▸ **SHORT TASK**
Below are the records; locate each line with the word "Карелии" and copy it.
-- begin DATA SECTION --
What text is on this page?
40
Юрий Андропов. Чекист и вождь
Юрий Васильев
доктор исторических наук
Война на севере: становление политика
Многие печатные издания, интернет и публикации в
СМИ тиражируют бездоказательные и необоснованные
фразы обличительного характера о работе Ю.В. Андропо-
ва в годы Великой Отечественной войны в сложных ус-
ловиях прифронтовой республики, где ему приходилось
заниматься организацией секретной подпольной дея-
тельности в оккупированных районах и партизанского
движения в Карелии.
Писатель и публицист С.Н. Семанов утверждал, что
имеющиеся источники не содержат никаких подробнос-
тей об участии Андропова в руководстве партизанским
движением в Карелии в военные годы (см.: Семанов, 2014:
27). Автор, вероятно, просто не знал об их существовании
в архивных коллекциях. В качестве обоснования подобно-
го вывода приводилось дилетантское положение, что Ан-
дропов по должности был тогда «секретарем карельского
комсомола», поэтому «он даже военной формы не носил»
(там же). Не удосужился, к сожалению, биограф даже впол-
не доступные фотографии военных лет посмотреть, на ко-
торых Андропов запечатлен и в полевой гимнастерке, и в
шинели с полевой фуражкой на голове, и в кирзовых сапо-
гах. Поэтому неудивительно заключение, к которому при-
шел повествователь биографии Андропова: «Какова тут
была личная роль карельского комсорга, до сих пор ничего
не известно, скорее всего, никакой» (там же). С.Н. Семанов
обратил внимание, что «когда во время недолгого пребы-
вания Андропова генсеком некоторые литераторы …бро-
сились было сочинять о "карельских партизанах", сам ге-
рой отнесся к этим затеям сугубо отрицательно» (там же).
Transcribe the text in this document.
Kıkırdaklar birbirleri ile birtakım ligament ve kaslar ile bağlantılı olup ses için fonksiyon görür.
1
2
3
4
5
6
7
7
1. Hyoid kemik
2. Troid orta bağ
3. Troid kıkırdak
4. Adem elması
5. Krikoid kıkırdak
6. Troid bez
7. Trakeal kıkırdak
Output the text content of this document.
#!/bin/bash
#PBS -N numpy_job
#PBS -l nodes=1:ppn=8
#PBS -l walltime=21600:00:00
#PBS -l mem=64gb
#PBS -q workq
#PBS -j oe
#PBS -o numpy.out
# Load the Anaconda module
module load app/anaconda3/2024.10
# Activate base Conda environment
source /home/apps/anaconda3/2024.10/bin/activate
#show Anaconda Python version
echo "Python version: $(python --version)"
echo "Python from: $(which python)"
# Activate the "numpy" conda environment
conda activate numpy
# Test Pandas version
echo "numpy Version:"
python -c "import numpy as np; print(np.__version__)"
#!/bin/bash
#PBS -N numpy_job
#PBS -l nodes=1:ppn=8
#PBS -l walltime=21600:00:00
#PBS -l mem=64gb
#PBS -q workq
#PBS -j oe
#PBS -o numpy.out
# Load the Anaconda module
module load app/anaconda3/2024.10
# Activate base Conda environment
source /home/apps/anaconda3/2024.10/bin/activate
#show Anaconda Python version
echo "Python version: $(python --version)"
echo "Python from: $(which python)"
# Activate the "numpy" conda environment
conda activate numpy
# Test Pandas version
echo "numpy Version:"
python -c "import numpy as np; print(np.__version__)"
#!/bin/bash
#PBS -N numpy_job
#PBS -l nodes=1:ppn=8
-- end DATA SECTION --
-- begin DATA SECTION --
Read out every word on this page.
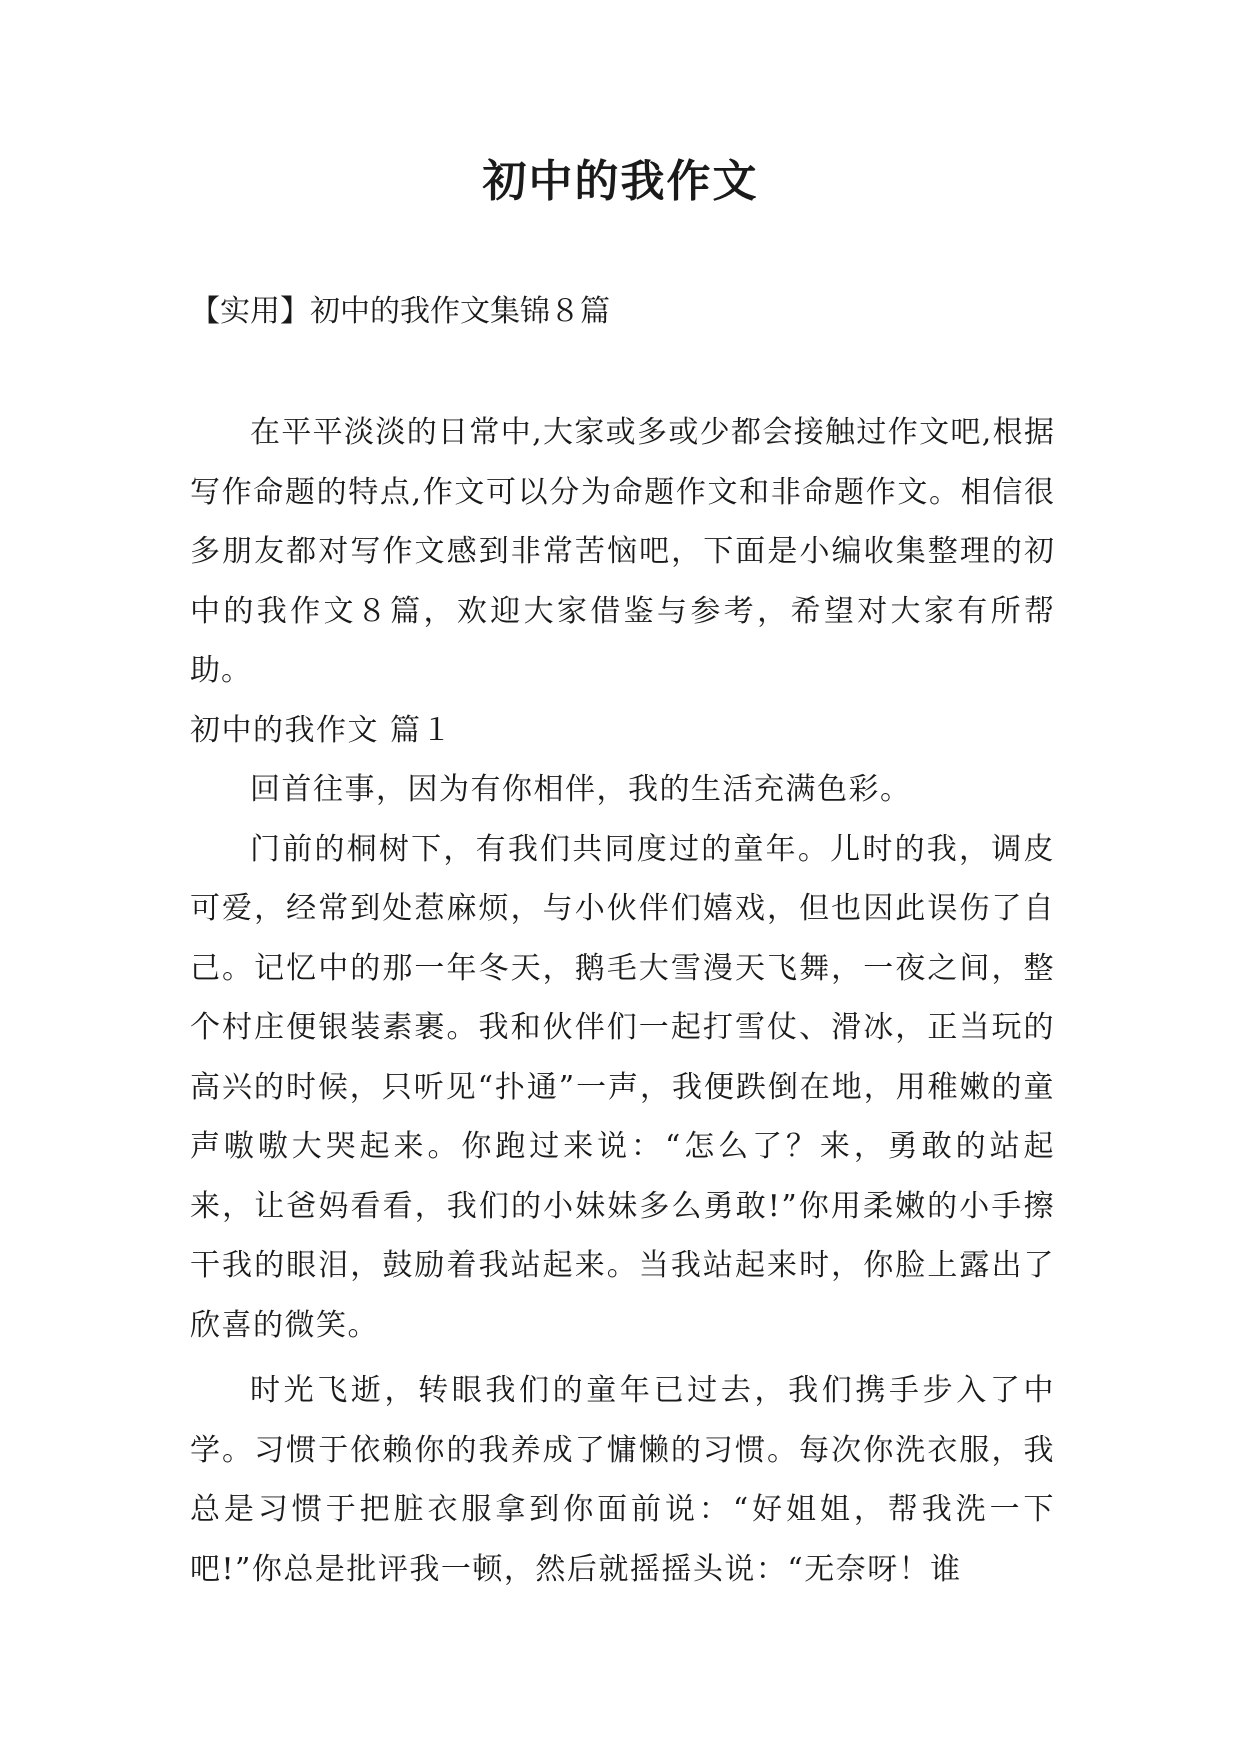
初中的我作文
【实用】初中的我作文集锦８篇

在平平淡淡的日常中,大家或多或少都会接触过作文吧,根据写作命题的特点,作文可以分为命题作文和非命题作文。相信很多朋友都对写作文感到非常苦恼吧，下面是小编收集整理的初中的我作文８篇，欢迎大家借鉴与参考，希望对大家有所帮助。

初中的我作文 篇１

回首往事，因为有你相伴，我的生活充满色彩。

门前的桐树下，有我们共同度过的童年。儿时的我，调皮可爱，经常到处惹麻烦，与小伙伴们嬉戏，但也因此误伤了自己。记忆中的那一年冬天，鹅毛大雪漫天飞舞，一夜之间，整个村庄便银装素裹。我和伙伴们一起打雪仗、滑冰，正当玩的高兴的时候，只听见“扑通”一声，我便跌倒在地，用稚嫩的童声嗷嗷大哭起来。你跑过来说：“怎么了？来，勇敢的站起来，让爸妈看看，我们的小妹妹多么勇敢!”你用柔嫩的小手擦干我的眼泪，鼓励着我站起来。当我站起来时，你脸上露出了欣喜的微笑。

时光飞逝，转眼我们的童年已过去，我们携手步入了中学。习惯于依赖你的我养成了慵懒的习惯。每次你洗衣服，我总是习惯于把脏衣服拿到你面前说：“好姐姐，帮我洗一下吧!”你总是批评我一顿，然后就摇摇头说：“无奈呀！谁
-- end DATA SECTION --
▸ **EXERCISE RESULT**
движения в Карелии.
движением в Карелии в военные годы (см.: Семанов, 2014:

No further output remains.